Aim: Rewrite the lines from the one containing "Output each element and its [x0,y0,x1,y1]" through the one containing "bonton-logo-text: bon ton [1108,707,1151,733]", inclusive, substituting "clickable" for "interactable" and leaving all else unchanged.

Dataset items
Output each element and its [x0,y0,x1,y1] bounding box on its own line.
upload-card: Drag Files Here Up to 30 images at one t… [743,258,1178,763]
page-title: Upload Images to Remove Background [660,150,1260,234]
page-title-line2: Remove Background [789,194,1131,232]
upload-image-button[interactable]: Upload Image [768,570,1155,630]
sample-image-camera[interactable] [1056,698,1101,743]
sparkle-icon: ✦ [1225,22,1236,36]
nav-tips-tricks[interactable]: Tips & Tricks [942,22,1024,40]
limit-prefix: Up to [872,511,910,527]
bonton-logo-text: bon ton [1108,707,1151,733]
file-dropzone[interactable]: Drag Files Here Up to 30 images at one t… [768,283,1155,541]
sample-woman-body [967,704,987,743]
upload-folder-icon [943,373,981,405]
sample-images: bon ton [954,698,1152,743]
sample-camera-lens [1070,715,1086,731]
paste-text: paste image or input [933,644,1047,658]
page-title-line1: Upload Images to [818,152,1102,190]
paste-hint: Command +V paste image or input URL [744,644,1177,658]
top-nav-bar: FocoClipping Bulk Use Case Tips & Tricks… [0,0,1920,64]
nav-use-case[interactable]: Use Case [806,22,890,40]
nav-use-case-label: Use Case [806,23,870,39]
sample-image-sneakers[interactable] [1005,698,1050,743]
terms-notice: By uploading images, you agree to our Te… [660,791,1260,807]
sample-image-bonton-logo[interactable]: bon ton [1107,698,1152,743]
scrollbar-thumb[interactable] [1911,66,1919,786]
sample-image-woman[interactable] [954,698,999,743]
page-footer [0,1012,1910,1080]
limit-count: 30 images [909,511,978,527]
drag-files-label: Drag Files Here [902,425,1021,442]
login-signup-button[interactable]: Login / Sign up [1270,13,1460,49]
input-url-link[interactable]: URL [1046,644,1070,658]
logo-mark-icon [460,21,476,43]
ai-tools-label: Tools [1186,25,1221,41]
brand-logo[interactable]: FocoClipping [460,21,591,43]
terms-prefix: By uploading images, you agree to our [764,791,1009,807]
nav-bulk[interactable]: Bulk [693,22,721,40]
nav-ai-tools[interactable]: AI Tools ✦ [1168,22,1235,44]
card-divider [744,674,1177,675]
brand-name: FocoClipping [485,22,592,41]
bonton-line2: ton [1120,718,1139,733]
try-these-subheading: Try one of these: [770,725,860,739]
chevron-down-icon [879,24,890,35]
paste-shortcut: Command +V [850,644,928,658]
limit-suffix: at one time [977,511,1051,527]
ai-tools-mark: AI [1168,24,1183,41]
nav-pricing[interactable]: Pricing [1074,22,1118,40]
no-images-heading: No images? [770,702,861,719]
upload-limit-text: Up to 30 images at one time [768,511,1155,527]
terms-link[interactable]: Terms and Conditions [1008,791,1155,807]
* * *
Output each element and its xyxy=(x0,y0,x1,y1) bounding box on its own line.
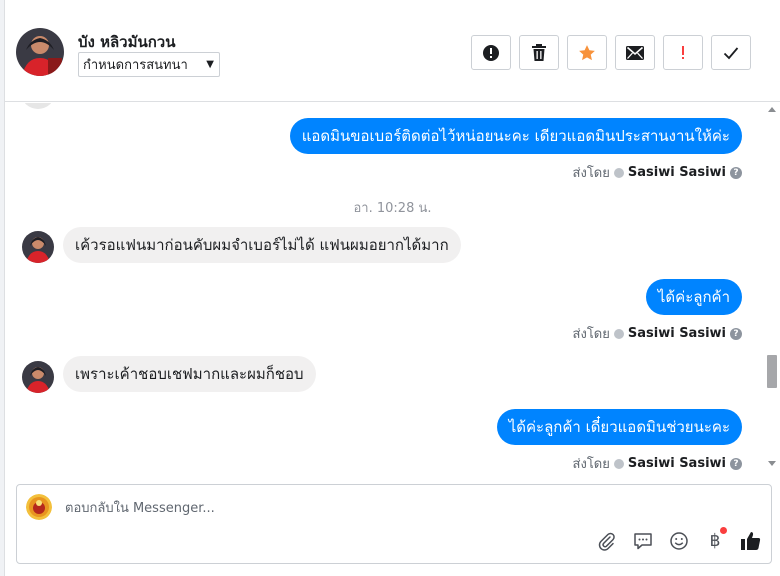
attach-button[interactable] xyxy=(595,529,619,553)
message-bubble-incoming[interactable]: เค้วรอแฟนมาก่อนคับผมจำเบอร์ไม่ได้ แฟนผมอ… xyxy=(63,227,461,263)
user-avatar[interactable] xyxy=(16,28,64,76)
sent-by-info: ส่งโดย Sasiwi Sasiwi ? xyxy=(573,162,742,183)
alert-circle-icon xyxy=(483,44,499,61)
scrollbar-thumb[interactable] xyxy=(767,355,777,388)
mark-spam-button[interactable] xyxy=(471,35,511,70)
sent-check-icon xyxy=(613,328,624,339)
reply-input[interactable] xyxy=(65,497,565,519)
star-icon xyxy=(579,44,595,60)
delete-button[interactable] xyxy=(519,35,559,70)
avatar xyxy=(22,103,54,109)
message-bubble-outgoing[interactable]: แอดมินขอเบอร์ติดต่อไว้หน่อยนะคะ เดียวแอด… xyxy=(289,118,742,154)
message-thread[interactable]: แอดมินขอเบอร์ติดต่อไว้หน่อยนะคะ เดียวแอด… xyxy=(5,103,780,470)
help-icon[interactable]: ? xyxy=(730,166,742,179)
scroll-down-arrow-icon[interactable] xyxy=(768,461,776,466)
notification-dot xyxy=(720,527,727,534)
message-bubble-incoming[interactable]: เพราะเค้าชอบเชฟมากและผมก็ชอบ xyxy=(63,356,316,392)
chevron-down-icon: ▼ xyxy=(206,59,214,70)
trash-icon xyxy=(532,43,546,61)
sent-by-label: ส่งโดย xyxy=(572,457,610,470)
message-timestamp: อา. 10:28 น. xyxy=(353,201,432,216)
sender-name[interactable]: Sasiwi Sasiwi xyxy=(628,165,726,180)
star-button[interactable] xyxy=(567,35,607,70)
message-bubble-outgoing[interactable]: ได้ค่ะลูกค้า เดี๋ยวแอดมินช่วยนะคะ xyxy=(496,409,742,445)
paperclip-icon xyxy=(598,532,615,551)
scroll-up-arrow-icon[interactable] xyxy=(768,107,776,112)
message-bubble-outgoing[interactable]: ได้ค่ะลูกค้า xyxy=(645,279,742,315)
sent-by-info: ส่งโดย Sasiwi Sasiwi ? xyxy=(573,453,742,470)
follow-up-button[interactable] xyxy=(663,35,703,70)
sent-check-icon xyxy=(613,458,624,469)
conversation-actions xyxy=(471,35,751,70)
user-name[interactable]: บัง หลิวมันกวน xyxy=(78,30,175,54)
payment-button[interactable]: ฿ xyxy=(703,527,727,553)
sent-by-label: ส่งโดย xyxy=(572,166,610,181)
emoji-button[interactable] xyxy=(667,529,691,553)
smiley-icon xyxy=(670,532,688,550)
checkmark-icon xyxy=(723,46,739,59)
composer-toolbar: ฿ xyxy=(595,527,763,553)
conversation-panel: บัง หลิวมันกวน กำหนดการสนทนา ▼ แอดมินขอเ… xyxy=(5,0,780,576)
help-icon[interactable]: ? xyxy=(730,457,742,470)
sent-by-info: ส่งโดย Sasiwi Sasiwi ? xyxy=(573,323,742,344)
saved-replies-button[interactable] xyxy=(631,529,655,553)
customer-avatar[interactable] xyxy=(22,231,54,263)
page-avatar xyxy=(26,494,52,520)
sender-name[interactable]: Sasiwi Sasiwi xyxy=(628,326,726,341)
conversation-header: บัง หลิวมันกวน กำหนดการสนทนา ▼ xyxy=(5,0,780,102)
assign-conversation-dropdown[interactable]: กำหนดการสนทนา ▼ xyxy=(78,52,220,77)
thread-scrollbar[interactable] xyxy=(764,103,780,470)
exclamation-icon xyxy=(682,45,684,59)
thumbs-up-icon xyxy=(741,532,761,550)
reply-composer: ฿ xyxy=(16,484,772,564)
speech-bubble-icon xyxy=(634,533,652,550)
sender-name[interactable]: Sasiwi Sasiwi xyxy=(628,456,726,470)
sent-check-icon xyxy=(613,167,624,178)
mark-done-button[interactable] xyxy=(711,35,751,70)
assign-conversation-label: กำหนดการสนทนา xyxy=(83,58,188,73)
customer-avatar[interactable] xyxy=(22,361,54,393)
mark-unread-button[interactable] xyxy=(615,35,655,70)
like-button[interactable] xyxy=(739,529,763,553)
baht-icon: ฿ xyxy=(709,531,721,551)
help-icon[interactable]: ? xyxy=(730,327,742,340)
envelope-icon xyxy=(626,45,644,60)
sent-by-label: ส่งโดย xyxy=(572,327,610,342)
--
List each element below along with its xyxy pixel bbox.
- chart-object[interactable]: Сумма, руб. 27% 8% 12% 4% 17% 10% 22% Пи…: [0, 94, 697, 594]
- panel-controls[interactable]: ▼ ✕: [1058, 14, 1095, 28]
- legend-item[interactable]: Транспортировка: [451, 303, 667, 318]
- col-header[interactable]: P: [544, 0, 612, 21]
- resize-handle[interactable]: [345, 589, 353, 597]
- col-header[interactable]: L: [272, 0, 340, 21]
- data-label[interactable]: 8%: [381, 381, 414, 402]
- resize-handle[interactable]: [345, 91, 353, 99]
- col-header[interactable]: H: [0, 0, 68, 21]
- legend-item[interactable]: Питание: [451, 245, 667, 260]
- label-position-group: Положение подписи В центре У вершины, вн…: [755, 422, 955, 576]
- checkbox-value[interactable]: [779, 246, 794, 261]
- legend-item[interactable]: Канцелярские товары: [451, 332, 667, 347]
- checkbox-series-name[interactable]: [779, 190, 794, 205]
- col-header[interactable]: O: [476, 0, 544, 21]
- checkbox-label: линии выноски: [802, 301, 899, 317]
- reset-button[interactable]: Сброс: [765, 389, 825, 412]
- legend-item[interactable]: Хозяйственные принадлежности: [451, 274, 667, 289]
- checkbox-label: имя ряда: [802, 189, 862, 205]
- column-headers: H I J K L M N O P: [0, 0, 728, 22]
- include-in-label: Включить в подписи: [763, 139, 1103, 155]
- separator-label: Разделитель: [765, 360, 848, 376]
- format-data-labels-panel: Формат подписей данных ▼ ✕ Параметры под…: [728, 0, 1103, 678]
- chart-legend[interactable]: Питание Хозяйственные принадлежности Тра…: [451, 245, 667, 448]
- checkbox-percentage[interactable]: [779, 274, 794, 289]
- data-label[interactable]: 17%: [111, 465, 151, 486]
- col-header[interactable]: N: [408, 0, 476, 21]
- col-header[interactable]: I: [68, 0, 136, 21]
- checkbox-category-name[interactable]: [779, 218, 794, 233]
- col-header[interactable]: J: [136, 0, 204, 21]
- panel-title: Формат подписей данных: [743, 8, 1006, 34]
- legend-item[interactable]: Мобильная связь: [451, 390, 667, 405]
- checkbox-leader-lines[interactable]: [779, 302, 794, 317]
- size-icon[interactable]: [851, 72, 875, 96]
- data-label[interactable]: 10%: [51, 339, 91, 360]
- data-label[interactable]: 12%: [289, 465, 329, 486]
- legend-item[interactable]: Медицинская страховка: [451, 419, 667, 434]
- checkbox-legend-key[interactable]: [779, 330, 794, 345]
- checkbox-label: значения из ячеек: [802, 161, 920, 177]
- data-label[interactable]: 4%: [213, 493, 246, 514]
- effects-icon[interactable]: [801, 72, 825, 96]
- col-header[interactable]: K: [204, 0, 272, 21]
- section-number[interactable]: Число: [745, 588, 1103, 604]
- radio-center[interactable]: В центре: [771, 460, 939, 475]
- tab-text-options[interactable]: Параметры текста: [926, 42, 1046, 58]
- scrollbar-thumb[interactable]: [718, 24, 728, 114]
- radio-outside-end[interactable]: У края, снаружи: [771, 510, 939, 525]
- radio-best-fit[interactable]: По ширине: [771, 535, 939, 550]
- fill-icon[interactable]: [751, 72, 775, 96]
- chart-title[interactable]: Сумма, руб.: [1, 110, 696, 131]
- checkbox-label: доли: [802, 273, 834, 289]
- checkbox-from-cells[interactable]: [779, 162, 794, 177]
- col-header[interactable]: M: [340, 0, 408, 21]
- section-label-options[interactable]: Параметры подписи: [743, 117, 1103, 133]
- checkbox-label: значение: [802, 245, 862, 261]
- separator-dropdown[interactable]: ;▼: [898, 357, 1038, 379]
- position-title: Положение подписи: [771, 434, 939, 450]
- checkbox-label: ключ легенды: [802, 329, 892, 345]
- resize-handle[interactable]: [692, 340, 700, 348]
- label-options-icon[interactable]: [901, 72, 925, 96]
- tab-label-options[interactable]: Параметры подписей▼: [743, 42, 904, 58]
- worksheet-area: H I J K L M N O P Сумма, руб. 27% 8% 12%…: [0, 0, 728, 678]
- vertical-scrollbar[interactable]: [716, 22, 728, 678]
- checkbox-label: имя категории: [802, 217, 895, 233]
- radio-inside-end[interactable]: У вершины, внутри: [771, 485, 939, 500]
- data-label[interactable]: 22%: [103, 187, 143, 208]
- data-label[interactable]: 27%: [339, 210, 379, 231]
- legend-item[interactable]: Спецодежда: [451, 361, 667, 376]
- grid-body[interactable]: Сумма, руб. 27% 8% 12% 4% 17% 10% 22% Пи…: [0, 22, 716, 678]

Exercise response:
Output each element and its [x0,y0,x1,y1] bounding box on its own line.
upload-card: Drag Files Here Up to 30 images at one t… [743,258,1178,763]
page-title: Upload Images to Remove Background [660,150,1260,234]
page-title-line2: Remove Background [789,194,1131,232]
upload-image-button[clickable]: Upload Image [768,570,1155,630]
sample-image-camera[clickable] [1056,698,1101,743]
sparkle-icon: ✦ [1225,22,1236,36]
nav-tips-tricks[clickable]: Tips & Tricks [942,22,1024,40]
limit-prefix: Up to [872,511,910,527]
bonton-logo-text: bon ton [1108,707,1151,733]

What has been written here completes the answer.